[YOUR INSTRUCTIONS]
The entries need to be copied exactly.

[GIVEN DATA]
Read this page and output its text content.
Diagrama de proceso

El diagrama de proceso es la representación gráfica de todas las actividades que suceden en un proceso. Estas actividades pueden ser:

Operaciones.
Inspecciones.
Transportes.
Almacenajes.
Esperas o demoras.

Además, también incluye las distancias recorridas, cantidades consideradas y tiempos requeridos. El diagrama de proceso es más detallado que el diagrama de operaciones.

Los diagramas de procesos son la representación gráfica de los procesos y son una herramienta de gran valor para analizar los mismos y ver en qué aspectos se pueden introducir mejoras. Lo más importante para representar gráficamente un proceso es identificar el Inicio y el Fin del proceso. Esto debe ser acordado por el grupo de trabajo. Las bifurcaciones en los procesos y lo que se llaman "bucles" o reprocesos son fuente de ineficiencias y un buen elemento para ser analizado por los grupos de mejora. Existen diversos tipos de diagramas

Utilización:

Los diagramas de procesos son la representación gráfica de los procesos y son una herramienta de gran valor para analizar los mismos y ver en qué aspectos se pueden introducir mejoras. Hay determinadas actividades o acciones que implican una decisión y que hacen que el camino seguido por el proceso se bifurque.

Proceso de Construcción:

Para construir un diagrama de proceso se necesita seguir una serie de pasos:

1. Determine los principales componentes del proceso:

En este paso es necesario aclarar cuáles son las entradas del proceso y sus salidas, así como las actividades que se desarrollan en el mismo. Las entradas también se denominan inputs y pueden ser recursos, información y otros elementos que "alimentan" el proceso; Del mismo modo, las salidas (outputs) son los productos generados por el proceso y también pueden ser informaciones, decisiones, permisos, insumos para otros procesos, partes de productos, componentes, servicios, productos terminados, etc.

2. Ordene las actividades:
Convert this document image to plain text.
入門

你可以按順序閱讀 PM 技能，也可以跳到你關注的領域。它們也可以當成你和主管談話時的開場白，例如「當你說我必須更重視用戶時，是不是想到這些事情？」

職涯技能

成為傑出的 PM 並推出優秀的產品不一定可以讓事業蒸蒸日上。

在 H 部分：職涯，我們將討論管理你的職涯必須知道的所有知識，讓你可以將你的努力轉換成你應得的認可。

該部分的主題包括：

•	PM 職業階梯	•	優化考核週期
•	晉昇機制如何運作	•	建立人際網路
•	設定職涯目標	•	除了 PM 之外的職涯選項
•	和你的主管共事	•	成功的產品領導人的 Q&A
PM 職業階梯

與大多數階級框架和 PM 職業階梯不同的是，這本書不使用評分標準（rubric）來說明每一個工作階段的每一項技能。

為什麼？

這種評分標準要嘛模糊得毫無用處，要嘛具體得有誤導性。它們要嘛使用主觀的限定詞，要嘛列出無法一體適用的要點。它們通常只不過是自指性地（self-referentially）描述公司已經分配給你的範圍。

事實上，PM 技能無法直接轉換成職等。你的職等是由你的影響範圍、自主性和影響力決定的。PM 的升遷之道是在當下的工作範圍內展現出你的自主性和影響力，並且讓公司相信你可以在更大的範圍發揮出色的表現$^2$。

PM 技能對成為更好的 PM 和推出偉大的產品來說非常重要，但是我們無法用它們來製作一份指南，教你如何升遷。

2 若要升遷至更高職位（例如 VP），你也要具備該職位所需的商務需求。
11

[CORRECT RESULT]
Read this page and output its text content.
Diagrama de proceso

El diagrama de proceso es la representación gráfica de todas las actividades que suceden en un proceso. Estas actividades pueden ser:

Operaciones.
Inspecciones.
Transportes.
Almacenajes.
Esperas o demoras.

Además, también incluye las distancias recorridas, cantidades consideradas y tiempos requeridos. El diagrama de proceso es más detallado que el diagrama de operaciones.

Los diagramas de procesos son la representación gráfica de los procesos y son una herramienta de gran valor para analizar los mismos y ver en qué aspectos se pueden introducir mejoras. Lo más importante para representar gráficamente un proceso es identificar el Inicio y el Fin del proceso. Esto debe ser acordado por el grupo de trabajo. Las bifurcaciones en los procesos y lo que se llaman "bucles" o reprocesos son fuente de ineficiencias y un buen elemento para ser analizado por los grupos de mejora. Existen diversos tipos de diagramas

Utilización:

Los diagramas de procesos son la representación gráfica de los procesos y son una herramienta de gran valor para analizar los mismos y ver en qué aspectos se pueden introducir mejoras. Hay determinadas actividades o acciones que implican una decisión y que hacen que el camino seguido por el proceso se bifurque.

Proceso de Construcción:

Para construir un diagrama de proceso se necesita seguir una serie de pasos:

1. Determine los principales componentes del proceso:

En este paso es necesario aclarar cuáles son las entradas del proceso y sus salidas, así como las actividades que se desarrollan en el mismo. Las entradas también se denominan inputs y pueden ser recursos, información y otros elementos que "alimentan" el proceso; Del mismo modo, las salidas (outputs) son los productos generados por el proceso y también pueden ser informaciones, decisiones, permisos, insumos para otros procesos, partes de productos, componentes, servicios, productos terminados, etc.

2. Ordene las actividades:
Convert this document image to plain text.
入門

你可以按順序閱讀 PM 技能，也可以跳到你關注的領域。它們也可以當成你和主管談話時的開場白，例如「當你說我必須更重視用戶時，是不是想到這些事情？」

職涯技能

成為傑出的 PM 並推出優秀的產品不一定可以讓事業蒸蒸日上。

在 H 部分：職涯，我們將討論管理你的職涯必須知道的所有知識，讓你可以將你的努力轉換成你應得的認可。

該部分的主題包括：

•	PM 職業階梯	•	優化考核週期
•	晉昇機制如何運作	•	建立人際網路
•	設定職涯目標	•	除了 PM 之外的職涯選項
•	和你的主管共事	•	成功的產品領導人的 Q&A
PM 職業階梯

與大多數階級框架和 PM 職業階梯不同的是，這本書不使用評分標準（rubric）來說明每一個工作階段的每一項技能。

為什麼？

這種評分標準要嘛模糊得毫無用處，要嘛具體得有誤導性。它們要嘛使用主觀的限定詞，要嘛列出無法一體適用的要點。它們通常只不過是自指性地（self-referentially）描述公司已經分配給你的範圍。

事實上，PM 技能無法直接轉換成職等。你的職等是由你的影響範圍、自主性和影響力決定的。PM 的升遷之道是在當下的工作範圍內展現出你的自主性和影響力，並且讓公司相信你可以在更大的範圍發揮出色的表現$^2$。

PM 技能對成為更好的 PM 和推出偉大的產品來說非常重要，但是我們無法用它們來製作一份指南，教你如何升遷。

2 若要升遷至更高職位（例如 VP），你也要具備該職位所需的商務需求。
11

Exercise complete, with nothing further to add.